Start of Source document

"The world is not a lodging-house at Brighton, which we are to leave because it is miserable. It is the fortress of our family, with the flag flying on the turret, and the more miserable it is the less we should leave it."
-G. K. Chesterton, Orthodoxy
This here blog is a glimpse or two or three at the condition of the 'fortress of our family' through the eyes Timothy Goddard, a Christian writer with an unhealthy interest in politics living in the Puget Sound area.
Take me away, Big Brother This afternoon, I went to do some grocery shopping at Albertsons, and realized that they have succumbed to "Annoy The Customers By Making Them Sign Up For A Membership Card To Get Any Coupon Discounts Madness," better known as ATCBMTSUFAMCTGACDM. Like Mad Cow disease, ATCBMTSUFAMCTGACDM can wipe out virtually all beef consumption in a given area by keeping customers out of the meat departments of grocery stores. This is because their 87-pound purses, stuffed with a separate club discount card for every retail establishment in town, strangled them when they leaned over to pick up a tomato in produce.

End of Source document

Things to do:
A: In the blog page, write out the passage starting at "-G. K. Chesterton, Orthodoxy" and ending after "Puget Sound area.", with "blog" changed to "journal".
B: Answer these questions from the blog page:
(i) Which book is the opening quotation taken from?
(ii) In what area does Timothy Goddard live?
(iii) At which store did he go grocery shopping?

Start of Recorded data

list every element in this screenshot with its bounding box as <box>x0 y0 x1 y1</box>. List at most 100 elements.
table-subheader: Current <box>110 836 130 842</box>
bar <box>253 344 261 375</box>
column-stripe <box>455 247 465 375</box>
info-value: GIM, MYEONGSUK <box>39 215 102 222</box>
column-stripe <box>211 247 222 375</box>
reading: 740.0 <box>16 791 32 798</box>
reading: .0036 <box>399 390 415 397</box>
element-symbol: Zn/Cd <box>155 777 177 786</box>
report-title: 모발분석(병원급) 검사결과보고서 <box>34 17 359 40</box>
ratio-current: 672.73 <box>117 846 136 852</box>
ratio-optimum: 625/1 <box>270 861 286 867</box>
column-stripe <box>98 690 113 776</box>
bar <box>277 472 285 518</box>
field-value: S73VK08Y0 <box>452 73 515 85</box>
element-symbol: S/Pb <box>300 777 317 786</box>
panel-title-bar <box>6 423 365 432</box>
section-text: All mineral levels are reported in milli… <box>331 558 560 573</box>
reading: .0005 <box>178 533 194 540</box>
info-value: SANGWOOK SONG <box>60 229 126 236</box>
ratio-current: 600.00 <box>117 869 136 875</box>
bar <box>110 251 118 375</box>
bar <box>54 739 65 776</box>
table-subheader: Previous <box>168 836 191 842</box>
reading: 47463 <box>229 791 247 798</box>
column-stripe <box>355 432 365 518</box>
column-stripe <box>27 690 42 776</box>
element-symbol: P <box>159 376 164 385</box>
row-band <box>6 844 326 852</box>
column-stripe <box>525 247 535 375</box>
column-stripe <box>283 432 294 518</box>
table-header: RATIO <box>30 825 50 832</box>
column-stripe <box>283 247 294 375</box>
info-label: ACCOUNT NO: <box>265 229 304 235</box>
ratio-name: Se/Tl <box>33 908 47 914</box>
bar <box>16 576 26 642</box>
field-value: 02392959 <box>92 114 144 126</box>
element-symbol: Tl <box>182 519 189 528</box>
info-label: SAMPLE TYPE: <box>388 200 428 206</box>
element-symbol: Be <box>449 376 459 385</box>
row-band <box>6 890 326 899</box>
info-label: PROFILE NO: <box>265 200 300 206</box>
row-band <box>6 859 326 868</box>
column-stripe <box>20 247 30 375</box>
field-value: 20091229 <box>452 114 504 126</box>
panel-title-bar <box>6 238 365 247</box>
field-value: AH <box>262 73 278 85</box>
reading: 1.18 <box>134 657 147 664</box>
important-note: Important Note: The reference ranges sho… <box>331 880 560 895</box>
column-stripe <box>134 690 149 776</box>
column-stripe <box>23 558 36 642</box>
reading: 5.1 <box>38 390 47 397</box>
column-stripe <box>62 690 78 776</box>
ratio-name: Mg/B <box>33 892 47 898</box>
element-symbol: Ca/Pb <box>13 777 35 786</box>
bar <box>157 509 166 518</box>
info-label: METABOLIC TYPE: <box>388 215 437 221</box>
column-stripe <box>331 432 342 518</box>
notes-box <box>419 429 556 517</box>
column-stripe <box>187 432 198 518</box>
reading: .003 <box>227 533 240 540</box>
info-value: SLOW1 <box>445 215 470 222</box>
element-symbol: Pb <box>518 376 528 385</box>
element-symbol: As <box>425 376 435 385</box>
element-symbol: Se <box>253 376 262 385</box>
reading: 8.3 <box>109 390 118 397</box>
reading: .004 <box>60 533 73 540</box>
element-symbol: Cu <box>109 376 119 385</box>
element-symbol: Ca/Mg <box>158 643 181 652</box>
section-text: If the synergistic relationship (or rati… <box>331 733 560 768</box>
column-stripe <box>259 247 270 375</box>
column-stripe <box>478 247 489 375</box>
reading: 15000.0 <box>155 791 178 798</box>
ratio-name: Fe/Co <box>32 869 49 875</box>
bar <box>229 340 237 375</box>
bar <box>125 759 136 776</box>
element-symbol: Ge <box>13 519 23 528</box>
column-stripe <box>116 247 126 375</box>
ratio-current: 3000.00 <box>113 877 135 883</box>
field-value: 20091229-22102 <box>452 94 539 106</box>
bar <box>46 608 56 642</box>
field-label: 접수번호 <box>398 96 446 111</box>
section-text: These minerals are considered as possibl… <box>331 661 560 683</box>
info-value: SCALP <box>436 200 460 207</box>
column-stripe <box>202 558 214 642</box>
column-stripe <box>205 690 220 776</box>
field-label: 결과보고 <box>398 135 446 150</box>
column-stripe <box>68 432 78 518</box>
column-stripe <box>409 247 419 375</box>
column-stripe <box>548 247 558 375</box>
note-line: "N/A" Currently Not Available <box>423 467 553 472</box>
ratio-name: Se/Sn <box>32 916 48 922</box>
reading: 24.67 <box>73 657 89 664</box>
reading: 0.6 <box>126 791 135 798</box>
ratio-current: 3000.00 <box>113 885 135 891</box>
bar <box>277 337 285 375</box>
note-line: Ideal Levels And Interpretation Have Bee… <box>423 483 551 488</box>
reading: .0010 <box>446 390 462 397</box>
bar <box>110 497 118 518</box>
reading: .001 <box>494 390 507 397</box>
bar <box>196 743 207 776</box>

End of Recorded data

Responses to the exercise:
A:
-G. K. Chesterton, Orthodoxy
This here journal is a glimpse or two or three at the condition of the 'fortress of our family' through the eyes Timothy Goddard, a Christian writer with an unhealthy interest in politics living in the Puget Sound area.

B:
(i) Orthodoxy
(ii) The Puget Sound area
(iii) Albertsons